## Instructions to follow
Write out the records beneath this line exactly as they appear, minus any images.

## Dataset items
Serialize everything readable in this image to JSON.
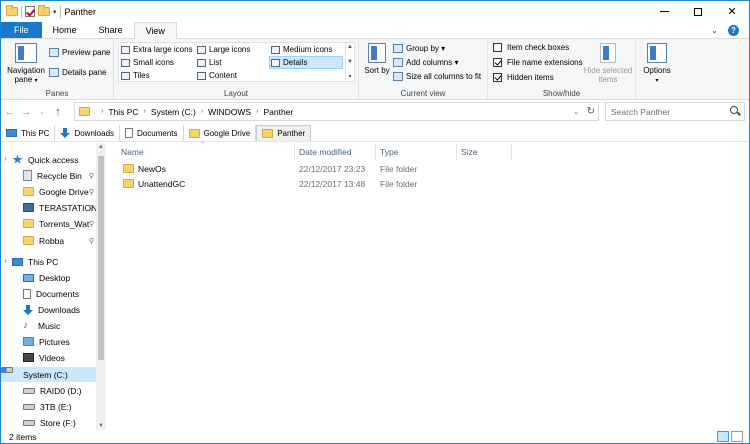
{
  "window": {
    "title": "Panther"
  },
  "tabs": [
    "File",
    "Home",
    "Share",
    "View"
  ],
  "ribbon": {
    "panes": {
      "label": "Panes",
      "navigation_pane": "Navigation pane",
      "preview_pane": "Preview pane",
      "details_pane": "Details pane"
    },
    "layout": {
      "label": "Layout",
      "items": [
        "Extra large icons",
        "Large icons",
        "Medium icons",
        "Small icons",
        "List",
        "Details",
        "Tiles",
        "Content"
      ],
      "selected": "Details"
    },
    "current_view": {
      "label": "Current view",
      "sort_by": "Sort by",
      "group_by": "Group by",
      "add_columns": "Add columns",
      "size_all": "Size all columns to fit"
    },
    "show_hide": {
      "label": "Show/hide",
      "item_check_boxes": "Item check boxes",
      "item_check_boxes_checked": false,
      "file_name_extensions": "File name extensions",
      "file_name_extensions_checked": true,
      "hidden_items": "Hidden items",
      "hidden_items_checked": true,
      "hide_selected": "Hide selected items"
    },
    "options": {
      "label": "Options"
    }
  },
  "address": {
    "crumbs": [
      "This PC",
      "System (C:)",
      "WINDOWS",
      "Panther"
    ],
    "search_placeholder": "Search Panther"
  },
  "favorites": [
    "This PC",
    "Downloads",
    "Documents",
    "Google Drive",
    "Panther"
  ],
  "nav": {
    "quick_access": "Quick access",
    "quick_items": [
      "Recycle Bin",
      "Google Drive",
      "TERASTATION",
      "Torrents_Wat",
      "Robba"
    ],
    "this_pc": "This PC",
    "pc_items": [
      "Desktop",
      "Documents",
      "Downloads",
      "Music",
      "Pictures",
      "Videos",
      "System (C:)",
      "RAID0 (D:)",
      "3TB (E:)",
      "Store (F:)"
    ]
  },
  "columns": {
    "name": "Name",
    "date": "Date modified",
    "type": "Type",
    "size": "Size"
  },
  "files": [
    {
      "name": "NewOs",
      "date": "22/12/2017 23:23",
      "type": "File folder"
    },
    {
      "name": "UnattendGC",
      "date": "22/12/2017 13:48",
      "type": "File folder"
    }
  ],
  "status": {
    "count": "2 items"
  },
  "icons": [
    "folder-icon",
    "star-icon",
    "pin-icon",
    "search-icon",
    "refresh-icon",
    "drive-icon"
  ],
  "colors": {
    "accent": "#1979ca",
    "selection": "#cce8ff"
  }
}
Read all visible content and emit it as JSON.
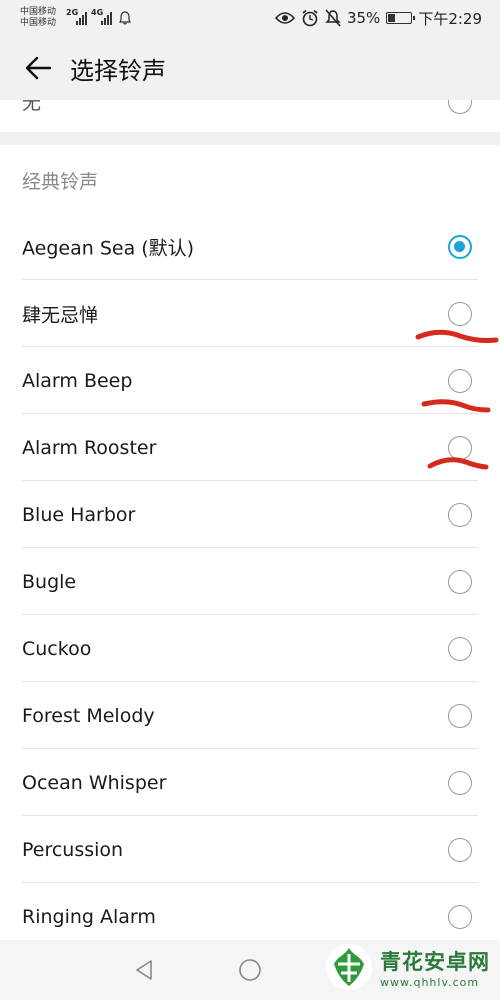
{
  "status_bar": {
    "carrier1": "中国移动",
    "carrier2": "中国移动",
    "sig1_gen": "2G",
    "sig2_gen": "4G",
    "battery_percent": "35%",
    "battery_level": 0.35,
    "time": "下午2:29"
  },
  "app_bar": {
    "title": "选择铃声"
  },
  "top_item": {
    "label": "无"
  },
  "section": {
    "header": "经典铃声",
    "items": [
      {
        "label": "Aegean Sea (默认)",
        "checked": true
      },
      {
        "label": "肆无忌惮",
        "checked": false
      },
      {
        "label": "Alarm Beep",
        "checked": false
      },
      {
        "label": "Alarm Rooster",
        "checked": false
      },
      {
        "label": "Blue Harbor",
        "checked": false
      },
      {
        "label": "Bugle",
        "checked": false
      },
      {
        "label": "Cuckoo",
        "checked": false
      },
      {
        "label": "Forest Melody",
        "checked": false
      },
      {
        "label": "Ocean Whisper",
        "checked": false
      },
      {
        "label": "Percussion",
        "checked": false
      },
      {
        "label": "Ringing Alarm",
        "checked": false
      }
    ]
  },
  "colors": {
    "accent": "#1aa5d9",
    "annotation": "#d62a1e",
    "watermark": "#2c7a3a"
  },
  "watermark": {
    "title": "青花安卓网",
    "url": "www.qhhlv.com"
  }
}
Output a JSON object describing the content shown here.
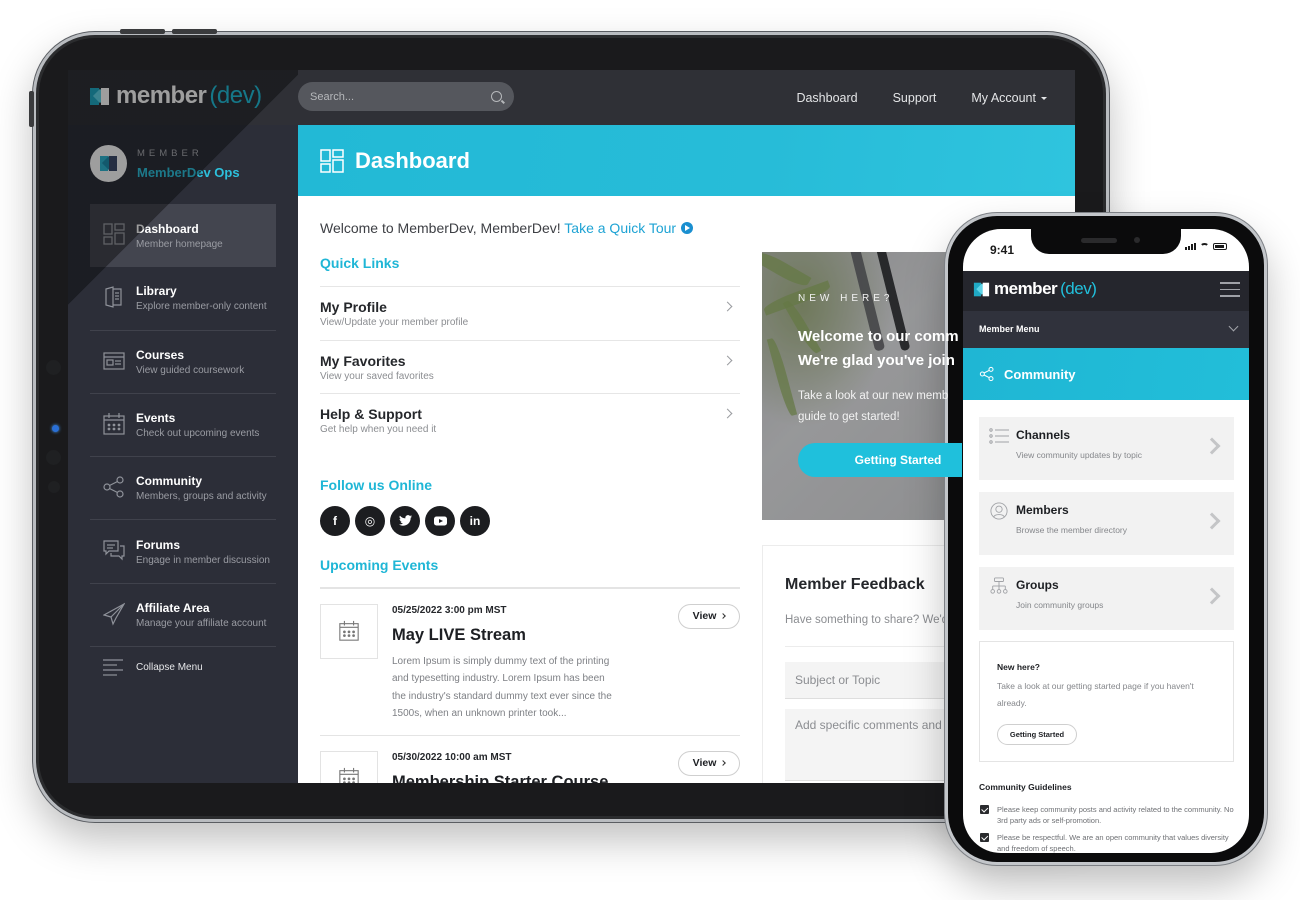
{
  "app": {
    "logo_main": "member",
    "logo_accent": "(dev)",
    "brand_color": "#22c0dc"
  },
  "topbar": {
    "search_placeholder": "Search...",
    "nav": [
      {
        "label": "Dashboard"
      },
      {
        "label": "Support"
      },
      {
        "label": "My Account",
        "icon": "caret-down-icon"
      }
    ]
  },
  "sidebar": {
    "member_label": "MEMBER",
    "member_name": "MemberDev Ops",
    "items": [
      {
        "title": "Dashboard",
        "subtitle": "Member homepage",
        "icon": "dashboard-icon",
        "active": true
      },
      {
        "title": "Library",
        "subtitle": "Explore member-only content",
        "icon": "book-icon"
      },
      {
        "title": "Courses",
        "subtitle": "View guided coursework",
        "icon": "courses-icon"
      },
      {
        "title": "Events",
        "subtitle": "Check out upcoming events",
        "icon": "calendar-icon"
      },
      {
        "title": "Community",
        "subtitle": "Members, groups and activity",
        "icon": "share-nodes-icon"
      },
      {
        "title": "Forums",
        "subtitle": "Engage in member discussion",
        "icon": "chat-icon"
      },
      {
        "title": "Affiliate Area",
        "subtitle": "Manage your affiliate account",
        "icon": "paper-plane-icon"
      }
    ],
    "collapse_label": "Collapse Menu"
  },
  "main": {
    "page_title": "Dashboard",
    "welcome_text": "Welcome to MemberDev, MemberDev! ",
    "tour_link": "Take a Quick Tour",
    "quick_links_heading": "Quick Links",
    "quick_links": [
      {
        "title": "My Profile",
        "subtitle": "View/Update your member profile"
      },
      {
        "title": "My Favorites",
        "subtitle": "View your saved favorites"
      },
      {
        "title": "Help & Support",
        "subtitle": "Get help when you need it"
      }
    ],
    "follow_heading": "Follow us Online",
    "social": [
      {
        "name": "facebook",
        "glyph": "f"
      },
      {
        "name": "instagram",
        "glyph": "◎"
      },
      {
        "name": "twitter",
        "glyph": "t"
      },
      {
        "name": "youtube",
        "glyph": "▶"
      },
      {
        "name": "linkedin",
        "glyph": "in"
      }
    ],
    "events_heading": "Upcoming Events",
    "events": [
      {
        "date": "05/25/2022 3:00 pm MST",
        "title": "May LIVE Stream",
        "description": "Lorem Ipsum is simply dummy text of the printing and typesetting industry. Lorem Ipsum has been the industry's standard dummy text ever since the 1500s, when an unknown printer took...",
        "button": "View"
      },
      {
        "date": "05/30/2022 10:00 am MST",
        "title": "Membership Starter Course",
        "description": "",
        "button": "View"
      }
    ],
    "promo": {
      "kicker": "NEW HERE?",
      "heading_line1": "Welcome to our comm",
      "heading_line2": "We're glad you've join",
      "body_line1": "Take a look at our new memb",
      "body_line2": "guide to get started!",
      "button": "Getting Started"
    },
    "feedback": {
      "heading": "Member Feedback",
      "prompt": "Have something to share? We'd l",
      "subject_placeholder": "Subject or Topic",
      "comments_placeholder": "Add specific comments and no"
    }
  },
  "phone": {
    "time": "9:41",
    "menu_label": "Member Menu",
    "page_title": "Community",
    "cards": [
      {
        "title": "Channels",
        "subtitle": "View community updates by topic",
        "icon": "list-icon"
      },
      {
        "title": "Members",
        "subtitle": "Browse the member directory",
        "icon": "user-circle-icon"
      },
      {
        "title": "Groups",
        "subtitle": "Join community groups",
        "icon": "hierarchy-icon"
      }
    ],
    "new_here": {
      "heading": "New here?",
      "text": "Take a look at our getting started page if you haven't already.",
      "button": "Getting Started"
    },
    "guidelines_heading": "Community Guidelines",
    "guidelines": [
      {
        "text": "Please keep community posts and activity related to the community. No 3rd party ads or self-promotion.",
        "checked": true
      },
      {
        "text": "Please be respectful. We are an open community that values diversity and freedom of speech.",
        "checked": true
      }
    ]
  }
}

## Worked answer
Serialize everything readable in this image to JSON.
{
  "window": {
    "title": "Panther"
  },
  "tabs": [
    "File",
    "Home",
    "Share",
    "View"
  ],
  "ribbon": {
    "panes": {
      "label": "Panes",
      "navigation_pane": "Navigation pane",
      "preview_pane": "Preview pane",
      "details_pane": "Details pane"
    },
    "layout": {
      "label": "Layout",
      "items": [
        "Extra large icons",
        "Large icons",
        "Medium icons",
        "Small icons",
        "List",
        "Details",
        "Tiles",
        "Content"
      ],
      "selected": "Details"
    },
    "current_view": {
      "label": "Current view",
      "sort_by": "Sort by",
      "group_by": "Group by",
      "add_columns": "Add columns",
      "size_all": "Size all columns to fit"
    },
    "show_hide": {
      "label": "Show/hide",
      "item_check_boxes": "Item check boxes",
      "item_check_boxes_checked": false,
      "file_name_extensions": "File name extensions",
      "file_name_extensions_checked": true,
      "hidden_items": "Hidden items",
      "hidden_items_checked": true,
      "hide_selected": "Hide selected items"
    },
    "options": {
      "label": "Options"
    }
  },
  "address": {
    "crumbs": [
      "This PC",
      "System (C:)",
      "WINDOWS",
      "Panther"
    ],
    "search_placeholder": "Search Panther"
  },
  "favorites": [
    "This PC",
    "Downloads",
    "Documents",
    "Google Drive",
    "Panther"
  ],
  "nav": {
    "quick_access": "Quick access",
    "quick_items": [
      "Recycle Bin",
      "Google Drive",
      "TERASTATION",
      "Torrents_Wat",
      "Robba"
    ],
    "this_pc": "This PC",
    "pc_items": [
      "Desktop",
      "Documents",
      "Downloads",
      "Music",
      "Pictures",
      "Videos",
      "System (C:)",
      "RAID0 (D:)",
      "3TB (E:)",
      "Store (F:)"
    ]
  },
  "columns": {
    "name": "Name",
    "date": "Date modified",
    "type": "Type",
    "size": "Size"
  },
  "files": [
    {
      "name": "NewOs",
      "date": "22/12/2017 23:23",
      "type": "File folder"
    },
    {
      "name": "UnattendGC",
      "date": "22/12/2017 13:48",
      "type": "File folder"
    }
  ],
  "status": {
    "count": "2 items"
  },
  "icons": [
    "folder-icon",
    "star-icon",
    "pin-icon",
    "search-icon",
    "refresh-icon",
    "drive-icon"
  ],
  "colors": {
    "accent": "#1979ca",
    "selection": "#cce8ff"
  }
}
Read all visible content and emit it as JSON.
{
  "status_bar": {
    "carrier1": "中国移动",
    "carrier2": "中国移动",
    "sig1_gen": "2G",
    "sig2_gen": "4G",
    "battery_percent": "35%",
    "battery_level": 0.35,
    "time": "下午2:29"
  },
  "app_bar": {
    "title": "选择铃声"
  },
  "top_item": {
    "label": "无"
  },
  "section": {
    "header": "经典铃声",
    "items": [
      {
        "label": "Aegean Sea (默认)",
        "checked": true
      },
      {
        "label": "肆无忌惮",
        "checked": false
      },
      {
        "label": "Alarm Beep",
        "checked": false
      },
      {
        "label": "Alarm Rooster",
        "checked": false
      },
      {
        "label": "Blue Harbor",
        "checked": false
      },
      {
        "label": "Bugle",
        "checked": false
      },
      {
        "label": "Cuckoo",
        "checked": false
      },
      {
        "label": "Forest Melody",
        "checked": false
      },
      {
        "label": "Ocean Whisper",
        "checked": false
      },
      {
        "label": "Percussion",
        "checked": false
      },
      {
        "label": "Ringing Alarm",
        "checked": false
      }
    ]
  },
  "colors": {
    "accent": "#1aa5d9",
    "annotation": "#d62a1e",
    "watermark": "#2c7a3a"
  },
  "watermark": {
    "title": "青花安卓网",
    "url": "www.qhhlv.com"
  }
}
Output a JSON object describing the content shown here.
{
  "app": {
    "logo_main": "member",
    "logo_accent": "(dev)",
    "brand_color": "#22c0dc"
  },
  "topbar": {
    "search_placeholder": "Search...",
    "nav": [
      {
        "label": "Dashboard"
      },
      {
        "label": "Support"
      },
      {
        "label": "My Account",
        "icon": "caret-down-icon"
      }
    ]
  },
  "sidebar": {
    "member_label": "MEMBER",
    "member_name": "MemberDev Ops",
    "items": [
      {
        "title": "Dashboard",
        "subtitle": "Member homepage",
        "icon": "dashboard-icon",
        "active": true
      },
      {
        "title": "Library",
        "subtitle": "Explore member-only content",
        "icon": "book-icon"
      },
      {
        "title": "Courses",
        "subtitle": "View guided coursework",
        "icon": "courses-icon"
      },
      {
        "title": "Events",
        "subtitle": "Check out upcoming events",
        "icon": "calendar-icon"
      },
      {
        "title": "Community",
        "subtitle": "Members, groups and activity",
        "icon": "share-nodes-icon"
      },
      {
        "title": "Forums",
        "subtitle": "Engage in member discussion",
        "icon": "chat-icon"
      },
      {
        "title": "Affiliate Area",
        "subtitle": "Manage your affiliate account",
        "icon": "paper-plane-icon"
      }
    ],
    "collapse_label": "Collapse Menu"
  },
  "main": {
    "page_title": "Dashboard",
    "welcome_text": "Welcome to MemberDev, MemberDev! ",
    "tour_link": "Take a Quick Tour",
    "quick_links_heading": "Quick Links",
    "quick_links": [
      {
        "title": "My Profile",
        "subtitle": "View/Update your member profile"
      },
      {
        "title": "My Favorites",
        "subtitle": "View your saved favorites"
      },
      {
        "title": "Help & Support",
        "subtitle": "Get help when you need it"
      }
    ],
    "follow_heading": "Follow us Online",
    "social": [
      {
        "name": "facebook",
        "glyph": "f"
      },
      {
        "name": "instagram",
        "glyph": "◎"
      },
      {
        "name": "twitter",
        "glyph": "t"
      },
      {
        "name": "youtube",
        "glyph": "▶"
      },
      {
        "name": "linkedin",
        "glyph": "in"
      }
    ],
    "events_heading": "Upcoming Events",
    "events": [
      {
        "date": "05/25/2022 3:00 pm MST",
        "title": "May LIVE Stream",
        "description": "Lorem Ipsum is simply dummy text of the printing and typesetting industry. Lorem Ipsum has been the industry's standard dummy text ever since the 1500s, when an unknown printer took...",
        "button": "View"
      },
      {
        "date": "05/30/2022 10:00 am MST",
        "title": "Membership Starter Course",
        "description": "",
        "button": "View"
      }
    ],
    "promo": {
      "kicker": "NEW HERE?",
      "heading_line1": "Welcome to our comm",
      "heading_line2": "We're glad you've join",
      "body_line1": "Take a look at our new memb",
      "body_line2": "guide to get started!",
      "button": "Getting Started"
    },
    "feedback": {
      "heading": "Member Feedback",
      "prompt": "Have something to share? We'd l",
      "subject_placeholder": "Subject or Topic",
      "comments_placeholder": "Add specific comments and no"
    }
  },
  "phone": {
    "time": "9:41",
    "menu_label": "Member Menu",
    "page_title": "Community",
    "cards": [
      {
        "title": "Channels",
        "subtitle": "View community updates by topic",
        "icon": "list-icon"
      },
      {
        "title": "Members",
        "subtitle": "Browse the member directory",
        "icon": "user-circle-icon"
      },
      {
        "title": "Groups",
        "subtitle": "Join community groups",
        "icon": "hierarchy-icon"
      }
    ],
    "new_here": {
      "heading": "New here?",
      "text": "Take a look at our getting started page if you haven't already.",
      "button": "Getting Started"
    },
    "guidelines_heading": "Community Guidelines",
    "guidelines": [
      {
        "text": "Please keep community posts and activity related to the community. No 3rd party ads or self-promotion.",
        "checked": true
      },
      {
        "text": "Please be respectful. We are an open community that values diversity and freedom of speech.",
        "checked": true
      }
    ]
  }
}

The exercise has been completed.